Task to complete —
Copy each line containing the word "Hadji" from the records that follow, please.

Source data —

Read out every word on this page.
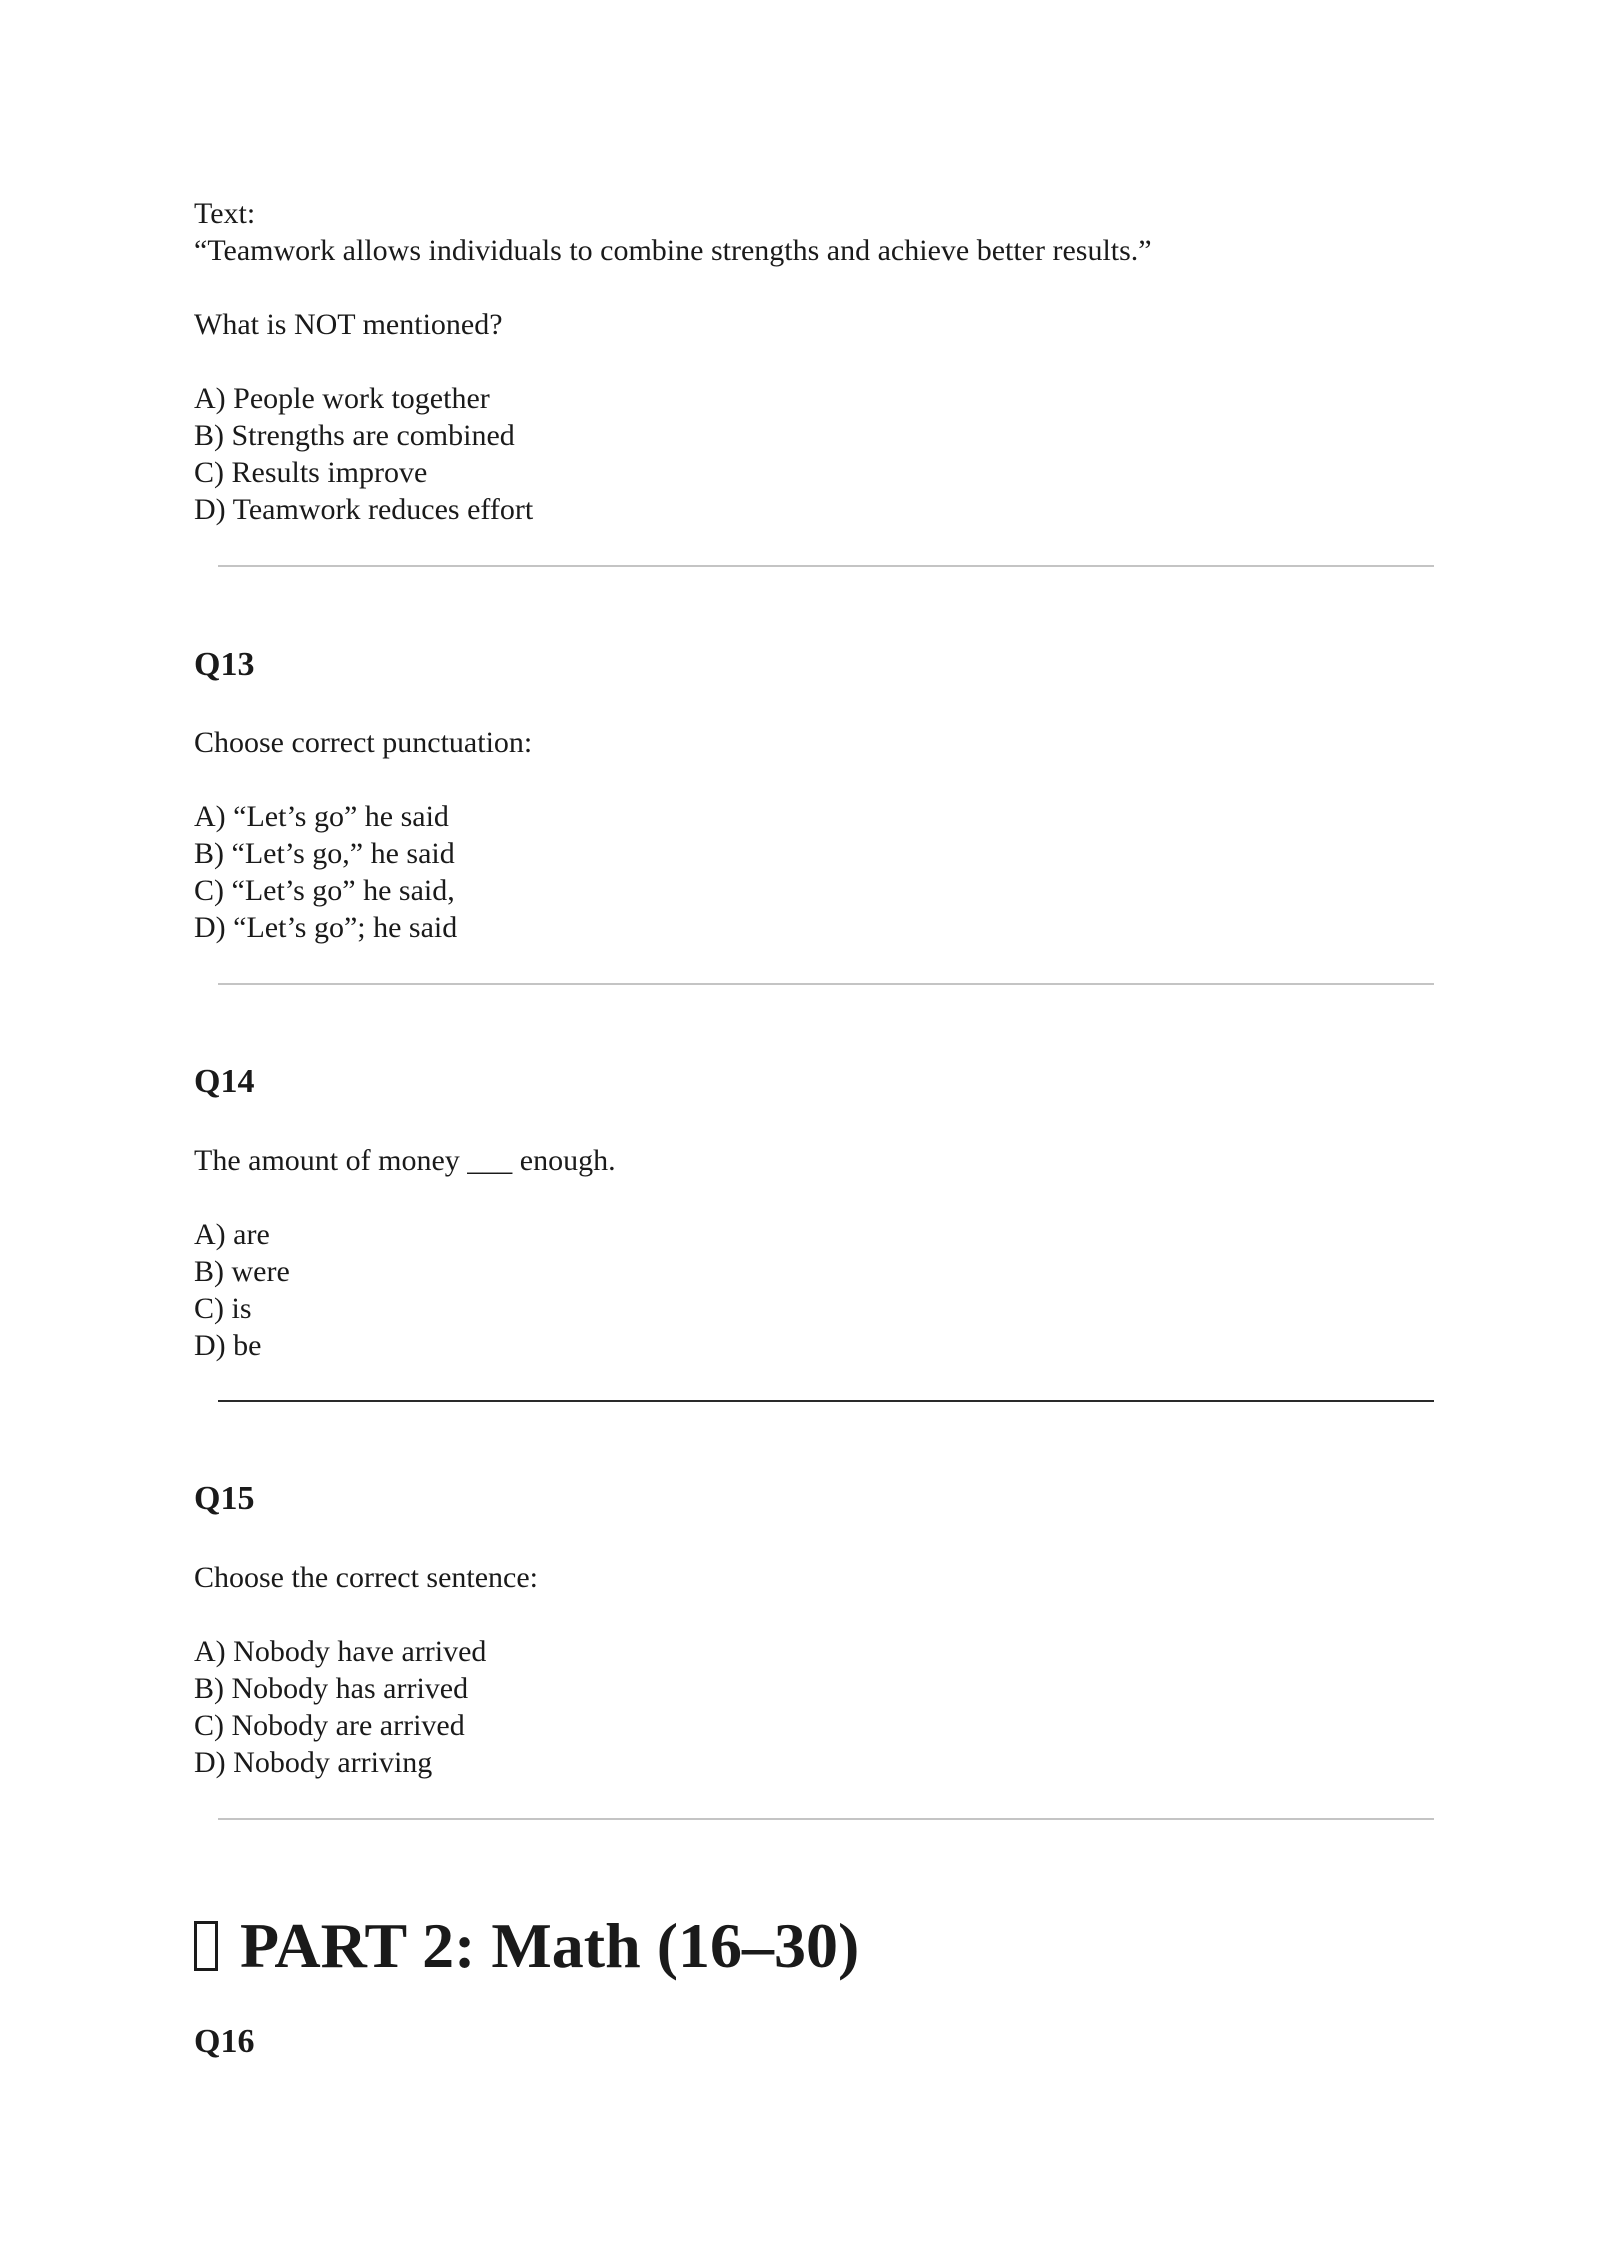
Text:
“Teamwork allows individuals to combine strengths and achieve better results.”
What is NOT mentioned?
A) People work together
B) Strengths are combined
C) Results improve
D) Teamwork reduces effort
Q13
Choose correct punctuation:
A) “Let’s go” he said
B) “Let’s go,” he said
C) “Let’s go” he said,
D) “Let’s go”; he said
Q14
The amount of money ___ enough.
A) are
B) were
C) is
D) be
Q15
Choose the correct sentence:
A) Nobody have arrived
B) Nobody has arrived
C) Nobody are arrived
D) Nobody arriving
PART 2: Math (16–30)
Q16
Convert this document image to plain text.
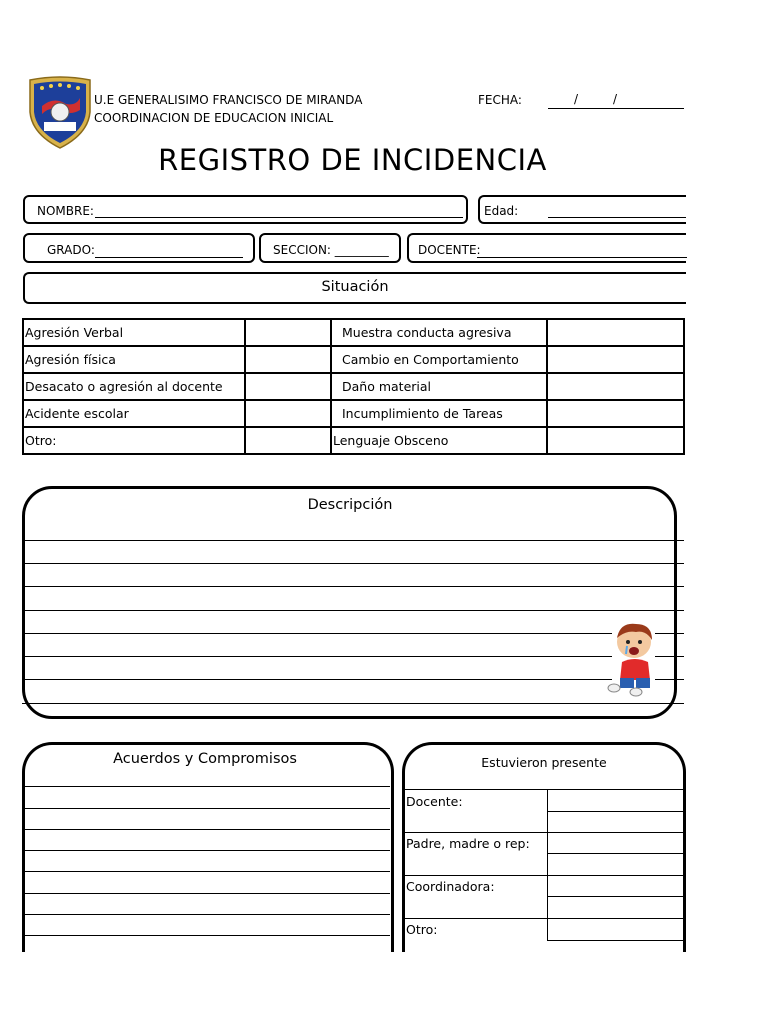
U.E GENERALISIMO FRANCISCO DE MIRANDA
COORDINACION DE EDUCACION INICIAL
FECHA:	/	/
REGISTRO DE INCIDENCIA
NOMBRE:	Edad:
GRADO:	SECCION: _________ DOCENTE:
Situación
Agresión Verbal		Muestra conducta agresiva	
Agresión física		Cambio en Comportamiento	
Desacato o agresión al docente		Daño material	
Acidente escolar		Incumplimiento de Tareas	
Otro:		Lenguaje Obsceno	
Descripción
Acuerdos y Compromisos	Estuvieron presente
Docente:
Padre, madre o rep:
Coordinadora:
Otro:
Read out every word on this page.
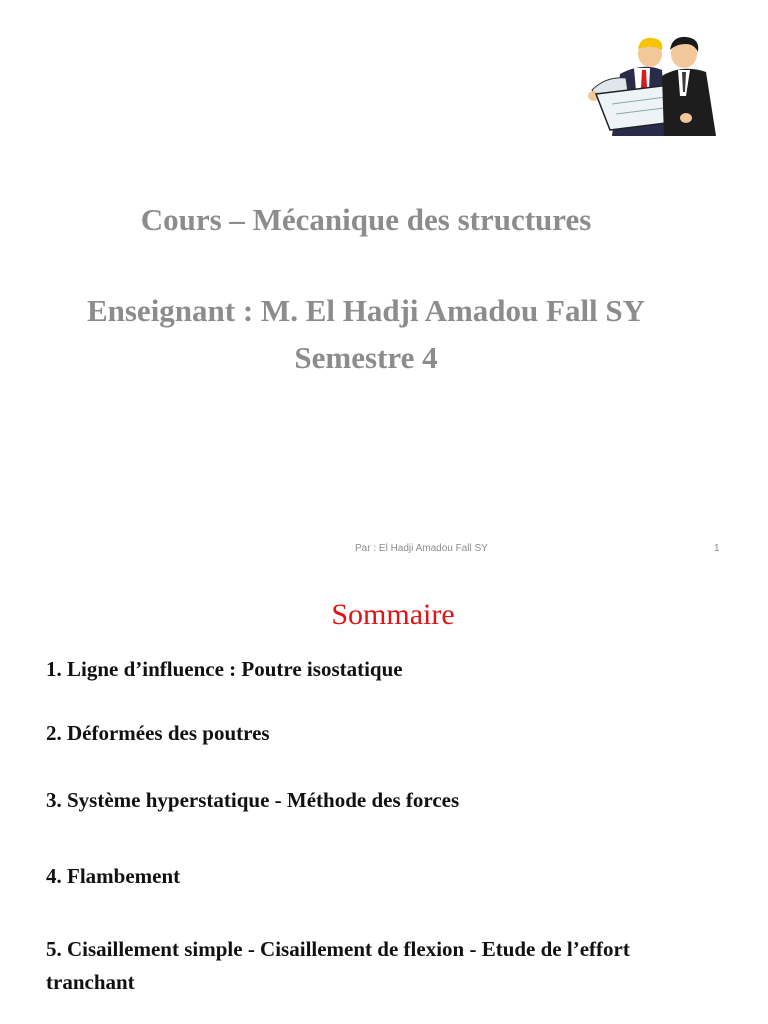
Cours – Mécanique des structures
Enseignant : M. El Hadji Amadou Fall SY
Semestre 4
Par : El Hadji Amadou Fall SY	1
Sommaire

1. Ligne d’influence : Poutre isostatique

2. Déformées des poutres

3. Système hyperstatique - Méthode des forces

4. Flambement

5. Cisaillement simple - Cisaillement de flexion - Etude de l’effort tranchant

Output for this exercise —
Enseignant : M. El Hadji Amadou Fall SY
Par : El Hadji Amadou Fall SY	1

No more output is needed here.